[Data for processing]:
━━━━━━━━━━━━━━━━━━━━━━━━━━━━━━
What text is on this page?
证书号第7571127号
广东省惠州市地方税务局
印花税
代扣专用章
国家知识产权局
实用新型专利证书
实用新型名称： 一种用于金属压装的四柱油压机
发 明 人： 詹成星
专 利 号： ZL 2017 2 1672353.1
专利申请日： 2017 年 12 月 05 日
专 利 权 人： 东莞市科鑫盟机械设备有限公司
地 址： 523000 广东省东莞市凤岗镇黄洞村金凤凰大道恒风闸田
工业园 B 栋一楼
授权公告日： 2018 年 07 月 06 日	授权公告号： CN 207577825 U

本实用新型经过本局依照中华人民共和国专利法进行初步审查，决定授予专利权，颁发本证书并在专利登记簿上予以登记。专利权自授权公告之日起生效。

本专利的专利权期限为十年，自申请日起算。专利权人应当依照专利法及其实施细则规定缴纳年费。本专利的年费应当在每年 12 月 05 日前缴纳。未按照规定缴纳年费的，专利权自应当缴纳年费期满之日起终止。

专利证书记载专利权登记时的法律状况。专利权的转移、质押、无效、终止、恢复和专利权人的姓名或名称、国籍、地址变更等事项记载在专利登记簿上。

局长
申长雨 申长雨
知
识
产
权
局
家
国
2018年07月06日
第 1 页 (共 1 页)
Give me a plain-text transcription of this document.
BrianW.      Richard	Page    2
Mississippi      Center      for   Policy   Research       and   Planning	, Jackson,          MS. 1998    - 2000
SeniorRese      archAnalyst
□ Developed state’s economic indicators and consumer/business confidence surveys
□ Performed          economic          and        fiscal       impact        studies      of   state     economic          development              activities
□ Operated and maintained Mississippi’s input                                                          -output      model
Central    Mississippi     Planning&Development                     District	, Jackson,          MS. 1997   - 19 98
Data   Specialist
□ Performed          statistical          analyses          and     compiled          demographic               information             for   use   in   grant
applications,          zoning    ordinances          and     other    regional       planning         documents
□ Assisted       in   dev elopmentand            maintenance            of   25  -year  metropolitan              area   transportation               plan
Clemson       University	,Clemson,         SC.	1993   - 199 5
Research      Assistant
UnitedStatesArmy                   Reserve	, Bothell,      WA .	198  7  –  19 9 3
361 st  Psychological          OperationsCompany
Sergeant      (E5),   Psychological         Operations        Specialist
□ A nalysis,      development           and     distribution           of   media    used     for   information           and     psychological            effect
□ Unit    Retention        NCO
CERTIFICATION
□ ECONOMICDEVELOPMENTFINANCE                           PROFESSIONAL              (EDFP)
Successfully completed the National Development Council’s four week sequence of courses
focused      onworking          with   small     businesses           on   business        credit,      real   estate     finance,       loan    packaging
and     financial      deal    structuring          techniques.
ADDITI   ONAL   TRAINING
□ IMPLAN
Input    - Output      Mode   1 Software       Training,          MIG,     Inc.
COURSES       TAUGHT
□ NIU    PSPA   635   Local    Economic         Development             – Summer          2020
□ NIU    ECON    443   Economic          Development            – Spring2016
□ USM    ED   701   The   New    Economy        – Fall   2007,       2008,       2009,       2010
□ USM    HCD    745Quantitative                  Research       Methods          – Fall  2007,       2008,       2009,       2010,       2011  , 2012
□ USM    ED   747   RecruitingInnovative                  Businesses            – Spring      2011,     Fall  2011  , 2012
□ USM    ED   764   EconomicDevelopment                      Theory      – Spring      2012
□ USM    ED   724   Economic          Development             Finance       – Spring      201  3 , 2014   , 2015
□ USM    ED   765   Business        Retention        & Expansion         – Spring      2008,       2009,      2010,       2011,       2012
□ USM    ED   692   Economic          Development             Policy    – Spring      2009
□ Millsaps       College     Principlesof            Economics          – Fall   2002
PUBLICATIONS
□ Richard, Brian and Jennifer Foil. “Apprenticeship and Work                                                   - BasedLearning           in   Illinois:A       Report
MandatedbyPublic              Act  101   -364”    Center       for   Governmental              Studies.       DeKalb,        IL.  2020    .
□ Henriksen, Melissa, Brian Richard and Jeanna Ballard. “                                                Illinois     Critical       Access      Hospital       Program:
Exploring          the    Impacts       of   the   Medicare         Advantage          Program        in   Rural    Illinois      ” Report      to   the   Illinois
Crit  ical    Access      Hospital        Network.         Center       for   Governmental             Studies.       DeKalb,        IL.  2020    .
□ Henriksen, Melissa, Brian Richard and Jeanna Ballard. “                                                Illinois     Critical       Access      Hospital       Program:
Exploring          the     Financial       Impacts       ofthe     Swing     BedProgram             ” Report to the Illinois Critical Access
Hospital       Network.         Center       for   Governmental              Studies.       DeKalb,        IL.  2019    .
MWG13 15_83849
━━━━━━━━━━━━━━━━━━━━━━━━━━━━━━
Reproduce the entries above in full by retyping them exactly.

[Answer]:
What text is on this page?
证书号第7571127号
广东省惠州市地方税务局
印花税
代扣专用章
国家知识产权局
实用新型专利证书
实用新型名称： 一种用于金属压装的四柱油压机
发 明 人： 詹成星
专 利 号： ZL 2017 2 1672353.1
专利申请日： 2017 年 12 月 05 日
专 利 权 人： 东莞市科鑫盟机械设备有限公司
地 址： 523000 广东省东莞市凤岗镇黄洞村金凤凰大道恒风闸田
工业园 B 栋一楼
授权公告日： 2018 年 07 月 06 日	授权公告号： CN 207577825 U

本实用新型经过本局依照中华人民共和国专利法进行初步审查，决定授予专利权，颁发本证书并在专利登记簿上予以登记。专利权自授权公告之日起生效。

本专利的专利权期限为十年，自申请日起算。专利权人应当依照专利法及其实施细则规定缴纳年费。本专利的年费应当在每年 12 月 05 日前缴纳。未按照规定缴纳年费的，专利权自应当缴纳年费期满之日起终止。

专利证书记载专利权登记时的法律状况。专利权的转移、质押、无效、终止、恢复和专利权人的姓名或名称、国籍、地址变更等事项记载在专利登记簿上。

局长
申长雨 申长雨
知
识
产
权
局
家
国
2018年07月06日
第 1 页 (共 1 页)
Give me a plain-text transcription of this document.
BrianW.      Richard	Page    2
Mississippi      Center      for   Policy   Research       and   Planning	, Jackson,          MS. 1998    - 2000
SeniorRese      archAnalyst
□ Developed state’s economic indicators and consumer/business confidence surveys
□ Performed          economic          and        fiscal       impact        studies      of   state     economic          development              activities
□ Operated and maintained Mississippi’s input                                                          -output      model
Central    Mississippi     Planning&Development                     District	, Jackson,          MS. 1997   - 19 98
Data   Specialist
□ Performed          statistical          analyses          and     compiled          demographic               information             for   use   in   grant
applications,          zoning    ordinances          and     other    regional       planning         documents
□ Assisted       in   dev elopmentand            maintenance            of   25  -year  metropolitan              area   transportation               plan
Clemson       University	,Clemson,         SC.	1993   - 199 5
Research      Assistant
UnitedStatesArmy                   Reserve	, Bothell,      WA .	198  7  –  19 9 3
361 st  Psychological          OperationsCompany
Sergeant      (E5),   Psychological         Operations        Specialist
□ A nalysis,      development           and     distribution           of   media    used     for   information           and     psychological            effect
□ Unit    Retention        NCO
CERTIFICATION
□ ECONOMICDEVELOPMENTFINANCE                           PROFESSIONAL              (EDFP)
Successfully completed the National Development Council’s four week sequence of courses
focused      onworking          with   small     businesses           on   business        credit,      real   estate     finance,       loan    packaging
and     financial      deal    structuring          techniques.
ADDITI   ONAL   TRAINING
□ IMPLAN
Input    - Output      Mode   1 Software       Training,          MIG,     Inc.
COURSES       TAUGHT
□ NIU    PSPA   635   Local    Economic         Development             – Summer          2020
□ NIU    ECON    443   Economic          Development            – Spring2016
□ USM    ED   701   The   New    Economy        – Fall   2007,       2008,       2009,       2010
□ USM    HCD    745Quantitative                  Research       Methods          – Fall  2007,       2008,       2009,       2010,       2011  , 2012
□ USM    ED   747   RecruitingInnovative                  Businesses            – Spring      2011,     Fall  2011  , 2012
□ USM    ED   764   EconomicDevelopment                      Theory      – Spring      2012
□ USM    ED   724   Economic          Development             Finance       – Spring      201  3 , 2014   , 2015
□ USM    ED   765   Business        Retention        & Expansion         – Spring      2008,       2009,      2010,       2011,       2012
□ USM    ED   692   Economic          Development             Policy    – Spring      2009
□ Millsaps       College     Principlesof            Economics          – Fall   2002
PUBLICATIONS
□ Richard, Brian and Jennifer Foil. “Apprenticeship and Work                                                   - BasedLearning           in   Illinois:A       Report
MandatedbyPublic              Act  101   -364”    Center       for   Governmental              Studies.       DeKalb,        IL.  2020    .
□ Henriksen, Melissa, Brian Richard and Jeanna Ballard. “                                                Illinois     Critical       Access      Hospital       Program:
Exploring          the    Impacts       of   the   Medicare         Advantage          Program        in   Rural    Illinois      ” Report      to   the   Illinois
Crit  ical    Access      Hospital        Network.         Center       for   Governmental             Studies.       DeKalb,        IL.  2020    .
□ Henriksen, Melissa, Brian Richard and Jeanna Ballard. “                                                Illinois     Critical       Access      Hospital       Program:
Exploring          the     Financial       Impacts       ofthe     Swing     BedProgram             ” Report to the Illinois Critical Access
Hospital       Network.         Center       for   Governmental              Studies.       DeKalb,        IL.  2019    .
MWG13 15_83849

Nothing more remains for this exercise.